# Task goal
Return each line containing "Size".

------------------------------

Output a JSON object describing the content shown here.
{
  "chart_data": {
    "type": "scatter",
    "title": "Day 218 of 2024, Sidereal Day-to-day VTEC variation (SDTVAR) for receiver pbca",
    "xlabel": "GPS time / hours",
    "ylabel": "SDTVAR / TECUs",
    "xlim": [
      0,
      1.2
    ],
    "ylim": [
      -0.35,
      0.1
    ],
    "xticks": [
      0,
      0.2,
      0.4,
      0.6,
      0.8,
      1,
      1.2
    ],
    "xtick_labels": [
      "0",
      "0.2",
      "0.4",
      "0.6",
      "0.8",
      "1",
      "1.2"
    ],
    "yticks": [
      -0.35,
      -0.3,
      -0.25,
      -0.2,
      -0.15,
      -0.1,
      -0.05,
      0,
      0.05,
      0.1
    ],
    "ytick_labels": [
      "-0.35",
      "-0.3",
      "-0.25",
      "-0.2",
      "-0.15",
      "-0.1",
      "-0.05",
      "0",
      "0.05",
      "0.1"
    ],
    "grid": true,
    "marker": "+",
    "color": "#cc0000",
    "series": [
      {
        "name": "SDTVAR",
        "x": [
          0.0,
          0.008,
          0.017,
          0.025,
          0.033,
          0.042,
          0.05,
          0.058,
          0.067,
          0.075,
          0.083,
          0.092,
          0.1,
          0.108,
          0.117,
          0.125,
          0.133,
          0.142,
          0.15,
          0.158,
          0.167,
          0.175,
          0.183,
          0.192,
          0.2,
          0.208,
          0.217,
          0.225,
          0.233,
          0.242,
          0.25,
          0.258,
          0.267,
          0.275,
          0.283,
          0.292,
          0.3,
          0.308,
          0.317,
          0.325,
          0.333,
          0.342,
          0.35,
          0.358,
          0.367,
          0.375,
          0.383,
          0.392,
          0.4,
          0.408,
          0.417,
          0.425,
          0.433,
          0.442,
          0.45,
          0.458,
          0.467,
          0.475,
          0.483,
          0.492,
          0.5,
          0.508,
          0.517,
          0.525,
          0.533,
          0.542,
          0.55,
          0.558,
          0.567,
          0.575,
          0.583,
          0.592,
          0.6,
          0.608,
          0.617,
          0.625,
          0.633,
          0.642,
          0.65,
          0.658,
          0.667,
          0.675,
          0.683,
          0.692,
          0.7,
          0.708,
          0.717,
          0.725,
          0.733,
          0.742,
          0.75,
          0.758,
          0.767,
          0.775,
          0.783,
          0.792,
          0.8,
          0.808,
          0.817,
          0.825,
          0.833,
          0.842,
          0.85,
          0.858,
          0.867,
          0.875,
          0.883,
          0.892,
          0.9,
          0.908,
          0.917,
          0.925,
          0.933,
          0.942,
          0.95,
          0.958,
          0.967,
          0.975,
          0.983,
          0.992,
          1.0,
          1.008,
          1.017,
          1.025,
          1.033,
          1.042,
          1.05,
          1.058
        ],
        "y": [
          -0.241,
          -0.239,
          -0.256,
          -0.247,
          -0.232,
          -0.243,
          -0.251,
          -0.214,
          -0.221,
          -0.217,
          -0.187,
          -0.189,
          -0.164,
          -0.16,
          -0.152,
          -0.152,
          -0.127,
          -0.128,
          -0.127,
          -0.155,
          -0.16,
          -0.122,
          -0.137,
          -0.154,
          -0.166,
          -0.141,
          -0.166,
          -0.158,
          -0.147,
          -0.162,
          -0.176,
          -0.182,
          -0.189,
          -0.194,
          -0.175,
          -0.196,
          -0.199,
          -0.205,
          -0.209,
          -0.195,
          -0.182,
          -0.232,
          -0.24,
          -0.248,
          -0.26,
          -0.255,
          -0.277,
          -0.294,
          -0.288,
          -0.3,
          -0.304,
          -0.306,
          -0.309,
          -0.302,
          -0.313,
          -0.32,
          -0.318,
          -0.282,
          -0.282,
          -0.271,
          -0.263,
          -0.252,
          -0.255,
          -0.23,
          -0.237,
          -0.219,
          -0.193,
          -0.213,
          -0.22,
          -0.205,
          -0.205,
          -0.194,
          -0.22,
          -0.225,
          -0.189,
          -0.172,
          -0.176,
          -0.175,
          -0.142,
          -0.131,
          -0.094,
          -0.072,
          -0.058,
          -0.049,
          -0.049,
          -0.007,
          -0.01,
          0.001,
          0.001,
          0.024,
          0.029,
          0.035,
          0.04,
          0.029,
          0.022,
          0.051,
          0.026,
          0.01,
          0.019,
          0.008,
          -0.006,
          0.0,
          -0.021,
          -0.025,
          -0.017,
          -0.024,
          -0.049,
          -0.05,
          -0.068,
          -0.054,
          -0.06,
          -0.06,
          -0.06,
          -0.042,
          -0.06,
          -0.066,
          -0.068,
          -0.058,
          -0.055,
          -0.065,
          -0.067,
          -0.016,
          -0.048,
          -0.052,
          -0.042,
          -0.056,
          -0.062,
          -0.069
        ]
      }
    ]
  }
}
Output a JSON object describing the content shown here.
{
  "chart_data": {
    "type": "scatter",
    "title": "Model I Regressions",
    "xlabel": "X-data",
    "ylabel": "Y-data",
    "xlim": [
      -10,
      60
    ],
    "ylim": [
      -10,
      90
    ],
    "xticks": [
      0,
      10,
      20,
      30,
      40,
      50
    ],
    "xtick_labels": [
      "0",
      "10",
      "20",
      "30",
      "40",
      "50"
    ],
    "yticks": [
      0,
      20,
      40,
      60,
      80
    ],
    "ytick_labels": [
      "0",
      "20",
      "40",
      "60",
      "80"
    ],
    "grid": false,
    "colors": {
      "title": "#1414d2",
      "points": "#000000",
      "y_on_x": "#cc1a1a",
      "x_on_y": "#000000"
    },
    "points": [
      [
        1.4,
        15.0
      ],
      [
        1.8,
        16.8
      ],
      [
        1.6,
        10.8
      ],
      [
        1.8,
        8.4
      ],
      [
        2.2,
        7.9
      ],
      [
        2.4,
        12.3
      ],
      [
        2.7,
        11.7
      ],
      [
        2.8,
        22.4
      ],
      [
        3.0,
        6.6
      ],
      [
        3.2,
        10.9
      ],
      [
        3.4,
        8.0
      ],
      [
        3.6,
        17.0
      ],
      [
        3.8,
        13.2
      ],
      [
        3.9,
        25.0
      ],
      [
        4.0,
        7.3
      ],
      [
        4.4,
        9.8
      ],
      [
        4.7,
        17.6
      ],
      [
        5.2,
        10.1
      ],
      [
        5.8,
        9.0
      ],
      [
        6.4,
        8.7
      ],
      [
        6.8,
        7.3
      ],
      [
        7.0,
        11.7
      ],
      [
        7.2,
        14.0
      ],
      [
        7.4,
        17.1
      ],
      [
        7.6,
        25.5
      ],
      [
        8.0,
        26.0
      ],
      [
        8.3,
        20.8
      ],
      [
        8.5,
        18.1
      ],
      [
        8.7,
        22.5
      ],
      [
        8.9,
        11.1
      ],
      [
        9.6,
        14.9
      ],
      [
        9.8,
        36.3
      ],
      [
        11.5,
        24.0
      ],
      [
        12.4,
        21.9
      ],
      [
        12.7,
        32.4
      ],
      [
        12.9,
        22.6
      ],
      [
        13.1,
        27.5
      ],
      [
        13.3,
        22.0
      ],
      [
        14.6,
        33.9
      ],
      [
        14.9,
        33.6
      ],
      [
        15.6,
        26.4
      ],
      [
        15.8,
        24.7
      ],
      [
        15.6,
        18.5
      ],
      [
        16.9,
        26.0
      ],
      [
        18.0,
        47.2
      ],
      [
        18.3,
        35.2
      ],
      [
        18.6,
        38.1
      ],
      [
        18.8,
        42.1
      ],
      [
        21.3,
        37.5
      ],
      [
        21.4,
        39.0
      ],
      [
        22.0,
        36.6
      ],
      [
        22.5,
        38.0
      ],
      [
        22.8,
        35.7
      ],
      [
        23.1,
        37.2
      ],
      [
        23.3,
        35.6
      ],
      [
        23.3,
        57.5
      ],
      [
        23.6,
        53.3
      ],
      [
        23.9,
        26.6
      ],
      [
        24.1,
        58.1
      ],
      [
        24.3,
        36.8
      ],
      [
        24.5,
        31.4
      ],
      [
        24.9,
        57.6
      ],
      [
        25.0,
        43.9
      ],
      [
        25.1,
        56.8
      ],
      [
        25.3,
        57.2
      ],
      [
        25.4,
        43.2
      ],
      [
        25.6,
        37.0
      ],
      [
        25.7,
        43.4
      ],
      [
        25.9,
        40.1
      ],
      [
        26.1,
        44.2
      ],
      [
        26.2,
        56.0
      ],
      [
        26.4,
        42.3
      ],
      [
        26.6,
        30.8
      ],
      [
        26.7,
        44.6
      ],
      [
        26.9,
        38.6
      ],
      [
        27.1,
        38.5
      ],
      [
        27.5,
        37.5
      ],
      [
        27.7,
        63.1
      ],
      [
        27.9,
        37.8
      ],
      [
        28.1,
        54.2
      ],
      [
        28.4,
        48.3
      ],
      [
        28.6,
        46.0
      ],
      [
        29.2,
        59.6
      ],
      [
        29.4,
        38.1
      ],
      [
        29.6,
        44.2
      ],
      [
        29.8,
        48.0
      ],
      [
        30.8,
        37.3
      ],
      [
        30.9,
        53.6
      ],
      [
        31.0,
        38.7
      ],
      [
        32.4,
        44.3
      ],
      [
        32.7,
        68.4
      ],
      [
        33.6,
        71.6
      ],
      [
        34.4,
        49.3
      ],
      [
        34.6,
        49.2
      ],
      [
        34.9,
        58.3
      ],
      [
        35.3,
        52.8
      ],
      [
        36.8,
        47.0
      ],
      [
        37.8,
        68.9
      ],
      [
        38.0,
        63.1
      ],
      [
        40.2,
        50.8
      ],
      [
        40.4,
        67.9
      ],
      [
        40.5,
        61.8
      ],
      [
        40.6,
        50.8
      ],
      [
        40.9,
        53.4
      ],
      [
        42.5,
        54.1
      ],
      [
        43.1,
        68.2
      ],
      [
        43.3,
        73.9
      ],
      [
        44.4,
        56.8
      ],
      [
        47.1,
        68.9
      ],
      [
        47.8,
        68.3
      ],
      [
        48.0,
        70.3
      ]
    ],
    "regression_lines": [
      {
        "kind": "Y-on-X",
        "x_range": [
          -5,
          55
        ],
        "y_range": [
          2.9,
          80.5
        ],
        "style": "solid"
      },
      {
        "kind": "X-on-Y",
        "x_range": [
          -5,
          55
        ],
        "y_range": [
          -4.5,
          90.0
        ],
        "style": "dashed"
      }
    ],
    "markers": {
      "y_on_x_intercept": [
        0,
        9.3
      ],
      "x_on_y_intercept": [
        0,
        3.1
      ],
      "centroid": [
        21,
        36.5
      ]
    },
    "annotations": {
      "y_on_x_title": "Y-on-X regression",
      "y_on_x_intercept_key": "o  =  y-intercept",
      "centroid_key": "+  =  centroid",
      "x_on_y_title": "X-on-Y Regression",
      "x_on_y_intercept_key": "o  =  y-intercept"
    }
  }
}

------------------------------

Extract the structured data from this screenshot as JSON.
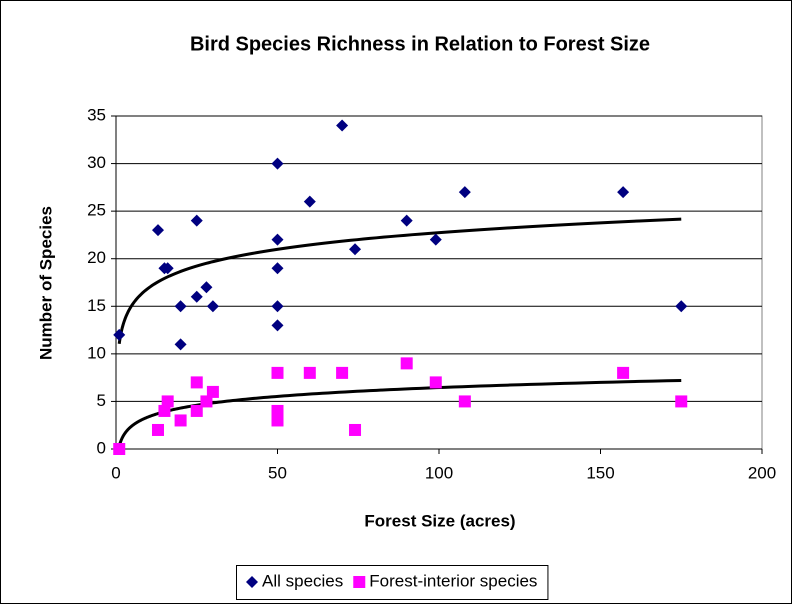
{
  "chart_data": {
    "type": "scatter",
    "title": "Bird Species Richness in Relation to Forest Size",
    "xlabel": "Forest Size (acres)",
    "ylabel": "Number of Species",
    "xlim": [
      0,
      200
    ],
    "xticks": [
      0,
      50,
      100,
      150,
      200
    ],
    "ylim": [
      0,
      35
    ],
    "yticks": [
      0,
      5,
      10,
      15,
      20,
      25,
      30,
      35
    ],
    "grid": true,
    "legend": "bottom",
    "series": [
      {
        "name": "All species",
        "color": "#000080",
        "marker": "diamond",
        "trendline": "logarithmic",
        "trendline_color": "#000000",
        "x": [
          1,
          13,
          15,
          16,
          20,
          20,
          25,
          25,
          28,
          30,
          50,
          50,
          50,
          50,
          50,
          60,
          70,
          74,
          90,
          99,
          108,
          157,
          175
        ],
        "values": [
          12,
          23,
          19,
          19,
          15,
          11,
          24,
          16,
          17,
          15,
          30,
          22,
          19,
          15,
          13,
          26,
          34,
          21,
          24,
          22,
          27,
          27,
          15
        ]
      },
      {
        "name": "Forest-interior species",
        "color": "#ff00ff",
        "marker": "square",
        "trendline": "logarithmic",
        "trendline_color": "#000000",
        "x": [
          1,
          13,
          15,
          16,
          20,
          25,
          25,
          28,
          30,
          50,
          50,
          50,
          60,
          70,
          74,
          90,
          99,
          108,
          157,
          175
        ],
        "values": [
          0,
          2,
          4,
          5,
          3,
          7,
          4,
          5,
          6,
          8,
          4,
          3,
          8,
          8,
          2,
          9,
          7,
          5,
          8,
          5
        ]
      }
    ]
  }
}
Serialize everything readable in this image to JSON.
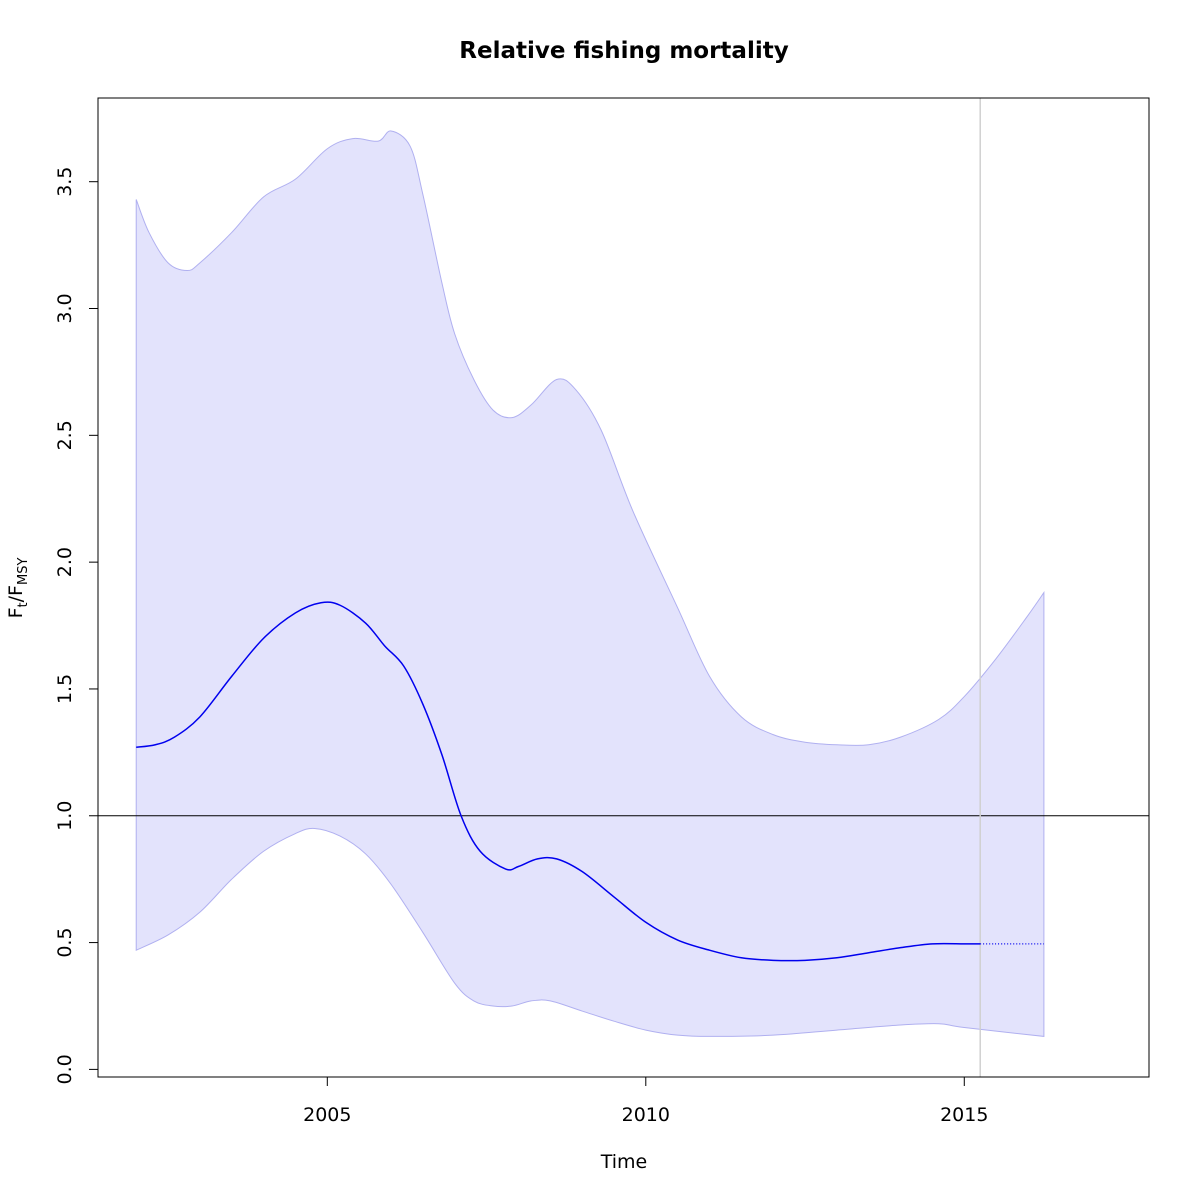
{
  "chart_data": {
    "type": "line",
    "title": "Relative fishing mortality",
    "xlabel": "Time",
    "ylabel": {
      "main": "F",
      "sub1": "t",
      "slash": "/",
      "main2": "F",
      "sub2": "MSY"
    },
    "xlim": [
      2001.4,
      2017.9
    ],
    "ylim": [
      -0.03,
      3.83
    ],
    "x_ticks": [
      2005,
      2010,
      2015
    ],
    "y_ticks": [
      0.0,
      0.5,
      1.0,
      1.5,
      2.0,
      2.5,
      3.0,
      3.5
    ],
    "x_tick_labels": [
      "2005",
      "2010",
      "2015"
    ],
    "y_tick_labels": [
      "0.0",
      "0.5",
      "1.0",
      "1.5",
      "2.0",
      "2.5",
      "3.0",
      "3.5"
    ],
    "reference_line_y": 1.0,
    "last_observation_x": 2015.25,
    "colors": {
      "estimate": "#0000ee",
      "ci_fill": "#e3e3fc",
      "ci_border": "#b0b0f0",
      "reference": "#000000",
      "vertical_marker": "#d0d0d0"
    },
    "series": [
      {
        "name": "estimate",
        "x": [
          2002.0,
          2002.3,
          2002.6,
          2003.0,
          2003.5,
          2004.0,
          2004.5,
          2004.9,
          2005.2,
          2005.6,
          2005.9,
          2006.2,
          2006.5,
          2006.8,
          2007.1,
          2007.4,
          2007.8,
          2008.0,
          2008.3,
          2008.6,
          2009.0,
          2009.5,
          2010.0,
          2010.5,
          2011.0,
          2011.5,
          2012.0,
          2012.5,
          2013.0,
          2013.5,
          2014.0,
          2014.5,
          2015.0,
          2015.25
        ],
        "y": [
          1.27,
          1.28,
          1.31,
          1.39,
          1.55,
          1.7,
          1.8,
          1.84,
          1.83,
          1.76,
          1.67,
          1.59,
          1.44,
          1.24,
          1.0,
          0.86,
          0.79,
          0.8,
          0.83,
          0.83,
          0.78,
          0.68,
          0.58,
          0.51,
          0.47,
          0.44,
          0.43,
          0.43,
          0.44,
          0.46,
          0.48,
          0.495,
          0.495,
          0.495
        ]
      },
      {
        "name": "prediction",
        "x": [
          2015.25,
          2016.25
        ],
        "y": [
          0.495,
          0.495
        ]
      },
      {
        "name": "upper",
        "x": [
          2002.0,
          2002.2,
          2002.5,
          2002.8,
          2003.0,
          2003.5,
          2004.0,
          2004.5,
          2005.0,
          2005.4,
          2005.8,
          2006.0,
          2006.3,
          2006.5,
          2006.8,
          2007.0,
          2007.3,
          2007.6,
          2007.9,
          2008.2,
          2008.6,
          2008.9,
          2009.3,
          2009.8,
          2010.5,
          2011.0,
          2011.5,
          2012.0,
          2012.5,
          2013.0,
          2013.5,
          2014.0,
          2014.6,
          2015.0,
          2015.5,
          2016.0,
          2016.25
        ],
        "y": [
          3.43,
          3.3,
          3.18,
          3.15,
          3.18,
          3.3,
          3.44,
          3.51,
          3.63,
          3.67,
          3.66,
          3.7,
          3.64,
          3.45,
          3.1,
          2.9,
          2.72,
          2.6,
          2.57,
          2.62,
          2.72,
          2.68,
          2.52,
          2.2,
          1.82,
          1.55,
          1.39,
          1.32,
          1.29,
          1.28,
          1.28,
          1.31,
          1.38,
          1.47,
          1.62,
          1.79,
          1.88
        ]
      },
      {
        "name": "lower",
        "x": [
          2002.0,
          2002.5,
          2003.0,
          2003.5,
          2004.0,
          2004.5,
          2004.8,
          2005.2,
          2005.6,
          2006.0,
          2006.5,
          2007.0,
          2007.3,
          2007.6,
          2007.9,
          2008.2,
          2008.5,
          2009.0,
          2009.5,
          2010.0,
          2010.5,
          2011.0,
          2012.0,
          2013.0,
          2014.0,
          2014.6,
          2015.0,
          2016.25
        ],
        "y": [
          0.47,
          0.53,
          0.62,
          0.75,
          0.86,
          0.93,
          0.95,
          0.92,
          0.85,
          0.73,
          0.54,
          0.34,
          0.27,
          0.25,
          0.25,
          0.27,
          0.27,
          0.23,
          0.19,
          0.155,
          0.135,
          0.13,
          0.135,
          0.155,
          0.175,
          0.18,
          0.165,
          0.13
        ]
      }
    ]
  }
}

------------------------------

# Solution to this task
    "title": "Bird Species Richness in Relation to Forest Size",
    "xlabel": "Forest Size (acres)",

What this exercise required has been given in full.